§ Exercise aim:
Copy out every line in which the string "professional" occurs.
# # # # #
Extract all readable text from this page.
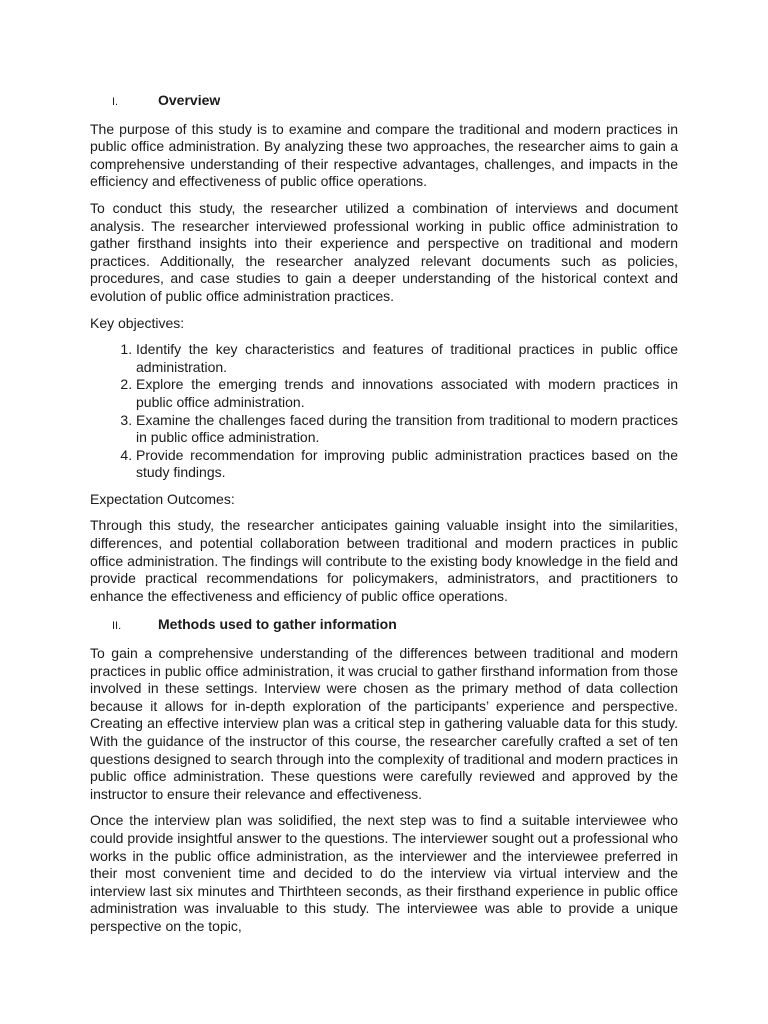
I.	Overview

The purpose of this study is to examine and compare the traditional and modern practices in public office administration. By analyzing these two approaches, the researcher aims to gain a comprehensive understanding of their respective advantages, challenges, and impacts in the efficiency and effectiveness of public office operations.

To conduct this study, the researcher utilized a combination of interviews and document analysis. The researcher interviewed professional working in public office administration to gather firsthand insights into their experience and perspective on traditional and modern practices. Additionally, the researcher analyzed relevant documents such as policies, procedures, and case studies to gain a deeper understanding of the historical context and evolution of public office administration practices.

Key objectives:

1. Identify the key characteristics and features of traditional practices in public office administration.
2. Explore the emerging trends and innovations associated with modern practices in public office administration.
3. Examine the challenges faced during the transition from traditional to modern practices in public office administration.
4. Provide recommendation for improving public administration practices based on the study findings.

Expectation Outcomes:

Through this study, the researcher anticipates gaining valuable insight into the similarities, differences, and potential collaboration between traditional and modern practices in public office administration. The findings will contribute to the existing body knowledge in the field and provide practical recommendations for policymakers, administrators, and practitioners to enhance the effectiveness and efficiency of public office operations.

II.	Methods used to gather information

To gain a comprehensive understanding of the differences between traditional and modern practices in public office administration, it was crucial to gather firsthand information from those involved in these settings. Interview were chosen as the primary method of data collection because it allows for in-depth exploration of the participants’ experience and perspective. Creating an effective interview plan was a critical step in gathering valuable data for this study. With the guidance of the instructor of this course, the researcher carefully crafted a set of ten questions designed to search through into the complexity of traditional and modern practices in public office administration. These questions were carefully reviewed and approved by the instructor to ensure their relevance and effectiveness.

Once the interview plan was solidified, the next step was to find a suitable interviewee who could provide insightful answer to the questions. The interviewer sought out a professional who works in the public office administration, as the interviewer and the interviewee preferred in their most convenient time and decided to do the interview via virtual interview and the interview last six minutes and Thirthteen seconds, as their firsthand experience in public office administration was invaluable to this study. The interviewee was able to provide a unique perspective on the topic,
# # # # #
§ Response to the task:
To conduct this study, the researcher utilized a combination of interviews and document analysis. The researcher interviewed professional working in public office administration to gather firsthand insights into their experience and perspective on traditional and modern practices. Additionally, the researcher analyzed relevant documents such as policies, procedures, and case studies to gain a deeper understanding of the historical context and evolution of public office administration practices.
Once the interview plan was solidified, the next step was to find a suitable interviewee who could provide insightful answer to the questions. The interviewer sought out a professional who works in the public office administration, as the interviewer and the interviewee preferred in their most convenient time and decided to do the interview via virtual interview and the interview last six minutes and Thirthteen seconds, as their firsthand experience in public office administration was invaluable to this study. The interviewee was able to provide a unique perspective on the topic,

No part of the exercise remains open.